Records shown →
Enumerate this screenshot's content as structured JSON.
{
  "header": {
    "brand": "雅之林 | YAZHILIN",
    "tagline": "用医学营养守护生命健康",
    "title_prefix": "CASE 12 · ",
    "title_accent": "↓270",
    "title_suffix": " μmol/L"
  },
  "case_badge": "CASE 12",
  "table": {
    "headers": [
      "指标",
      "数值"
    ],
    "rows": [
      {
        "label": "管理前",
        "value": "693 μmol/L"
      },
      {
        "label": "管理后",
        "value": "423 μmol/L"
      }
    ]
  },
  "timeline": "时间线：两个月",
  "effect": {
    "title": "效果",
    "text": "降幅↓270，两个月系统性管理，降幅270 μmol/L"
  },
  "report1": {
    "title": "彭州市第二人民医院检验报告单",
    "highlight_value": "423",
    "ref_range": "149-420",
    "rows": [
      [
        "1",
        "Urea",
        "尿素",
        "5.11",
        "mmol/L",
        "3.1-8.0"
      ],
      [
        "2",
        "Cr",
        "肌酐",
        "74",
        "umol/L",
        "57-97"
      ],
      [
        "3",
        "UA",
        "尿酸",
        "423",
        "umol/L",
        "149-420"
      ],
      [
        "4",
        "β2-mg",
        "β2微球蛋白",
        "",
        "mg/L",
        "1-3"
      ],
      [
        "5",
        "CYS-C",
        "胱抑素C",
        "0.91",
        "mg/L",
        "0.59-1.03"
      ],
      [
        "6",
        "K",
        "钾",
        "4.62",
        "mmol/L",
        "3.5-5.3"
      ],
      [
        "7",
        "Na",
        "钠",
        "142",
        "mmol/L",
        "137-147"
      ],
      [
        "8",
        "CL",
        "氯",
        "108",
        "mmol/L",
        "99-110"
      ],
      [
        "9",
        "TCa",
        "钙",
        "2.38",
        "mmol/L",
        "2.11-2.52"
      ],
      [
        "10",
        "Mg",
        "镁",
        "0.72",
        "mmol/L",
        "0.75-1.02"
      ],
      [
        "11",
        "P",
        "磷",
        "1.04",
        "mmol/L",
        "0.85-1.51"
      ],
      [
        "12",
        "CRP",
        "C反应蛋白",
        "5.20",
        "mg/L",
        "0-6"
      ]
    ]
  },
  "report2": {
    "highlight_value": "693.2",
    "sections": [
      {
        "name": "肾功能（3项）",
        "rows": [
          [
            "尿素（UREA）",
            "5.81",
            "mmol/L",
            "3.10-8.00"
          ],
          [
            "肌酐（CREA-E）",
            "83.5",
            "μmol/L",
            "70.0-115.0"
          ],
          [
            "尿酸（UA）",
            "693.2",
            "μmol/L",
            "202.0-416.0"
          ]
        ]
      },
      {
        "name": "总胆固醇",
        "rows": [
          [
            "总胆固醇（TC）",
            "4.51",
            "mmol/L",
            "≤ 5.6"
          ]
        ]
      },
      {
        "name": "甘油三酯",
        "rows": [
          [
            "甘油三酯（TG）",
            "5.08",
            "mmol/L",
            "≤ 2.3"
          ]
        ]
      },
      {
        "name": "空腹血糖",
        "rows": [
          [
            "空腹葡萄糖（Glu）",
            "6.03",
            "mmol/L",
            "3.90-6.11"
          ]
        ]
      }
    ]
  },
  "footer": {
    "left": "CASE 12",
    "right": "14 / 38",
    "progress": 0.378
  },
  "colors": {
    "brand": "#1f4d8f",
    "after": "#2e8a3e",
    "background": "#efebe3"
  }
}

==

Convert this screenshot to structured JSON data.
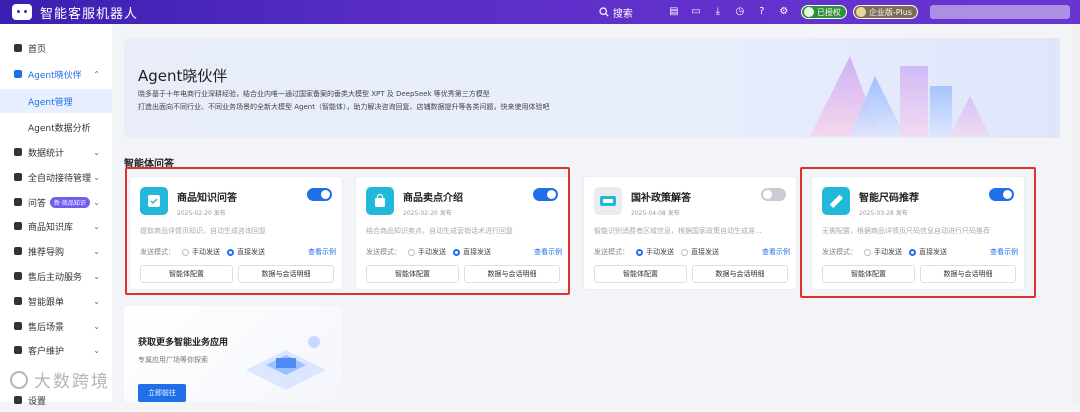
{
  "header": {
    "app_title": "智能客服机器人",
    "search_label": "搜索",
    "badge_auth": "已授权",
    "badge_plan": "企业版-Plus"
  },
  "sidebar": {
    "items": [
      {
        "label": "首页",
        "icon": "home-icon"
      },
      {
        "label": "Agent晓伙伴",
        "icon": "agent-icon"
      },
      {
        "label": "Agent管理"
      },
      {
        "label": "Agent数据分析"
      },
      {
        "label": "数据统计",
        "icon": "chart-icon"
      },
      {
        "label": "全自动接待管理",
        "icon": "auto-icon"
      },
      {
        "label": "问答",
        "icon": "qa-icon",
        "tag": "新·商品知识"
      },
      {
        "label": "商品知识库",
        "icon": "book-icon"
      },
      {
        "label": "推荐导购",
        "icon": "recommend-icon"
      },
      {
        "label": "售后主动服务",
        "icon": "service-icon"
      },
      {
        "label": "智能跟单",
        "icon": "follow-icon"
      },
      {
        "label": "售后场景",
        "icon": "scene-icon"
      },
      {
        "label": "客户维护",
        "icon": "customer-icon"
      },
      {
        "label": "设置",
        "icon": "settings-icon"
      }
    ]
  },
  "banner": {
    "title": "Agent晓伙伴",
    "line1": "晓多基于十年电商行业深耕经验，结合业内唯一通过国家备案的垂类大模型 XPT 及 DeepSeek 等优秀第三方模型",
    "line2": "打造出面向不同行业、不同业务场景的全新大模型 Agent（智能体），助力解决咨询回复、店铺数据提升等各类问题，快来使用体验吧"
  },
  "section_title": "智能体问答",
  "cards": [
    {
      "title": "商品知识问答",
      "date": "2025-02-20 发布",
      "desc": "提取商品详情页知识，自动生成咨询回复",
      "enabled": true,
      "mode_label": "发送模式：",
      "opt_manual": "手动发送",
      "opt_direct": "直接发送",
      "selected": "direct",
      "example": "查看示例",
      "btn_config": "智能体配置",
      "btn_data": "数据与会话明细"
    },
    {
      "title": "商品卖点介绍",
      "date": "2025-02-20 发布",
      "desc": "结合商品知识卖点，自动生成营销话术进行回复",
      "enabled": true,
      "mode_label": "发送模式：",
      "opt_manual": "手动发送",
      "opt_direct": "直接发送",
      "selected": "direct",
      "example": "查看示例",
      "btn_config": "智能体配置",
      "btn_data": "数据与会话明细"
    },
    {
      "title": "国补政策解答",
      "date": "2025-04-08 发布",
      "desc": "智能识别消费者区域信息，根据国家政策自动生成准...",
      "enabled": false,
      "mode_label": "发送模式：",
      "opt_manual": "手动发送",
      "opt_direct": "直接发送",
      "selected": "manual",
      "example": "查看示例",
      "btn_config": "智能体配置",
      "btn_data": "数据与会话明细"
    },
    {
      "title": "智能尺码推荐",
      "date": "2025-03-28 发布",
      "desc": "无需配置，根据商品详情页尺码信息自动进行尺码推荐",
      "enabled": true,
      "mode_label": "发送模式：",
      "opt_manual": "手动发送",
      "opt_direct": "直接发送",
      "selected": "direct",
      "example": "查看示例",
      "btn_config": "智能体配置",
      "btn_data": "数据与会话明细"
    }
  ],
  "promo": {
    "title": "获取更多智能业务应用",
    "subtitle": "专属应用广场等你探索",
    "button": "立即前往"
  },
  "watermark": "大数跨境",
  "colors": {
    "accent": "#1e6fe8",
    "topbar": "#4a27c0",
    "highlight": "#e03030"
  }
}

Requirement → Show the lines where the word "screenshot" appears in the entries.

Expected answer →
Enumerate this screenshot's content as structured JSON.
Convert this screenshot to structured JSON data.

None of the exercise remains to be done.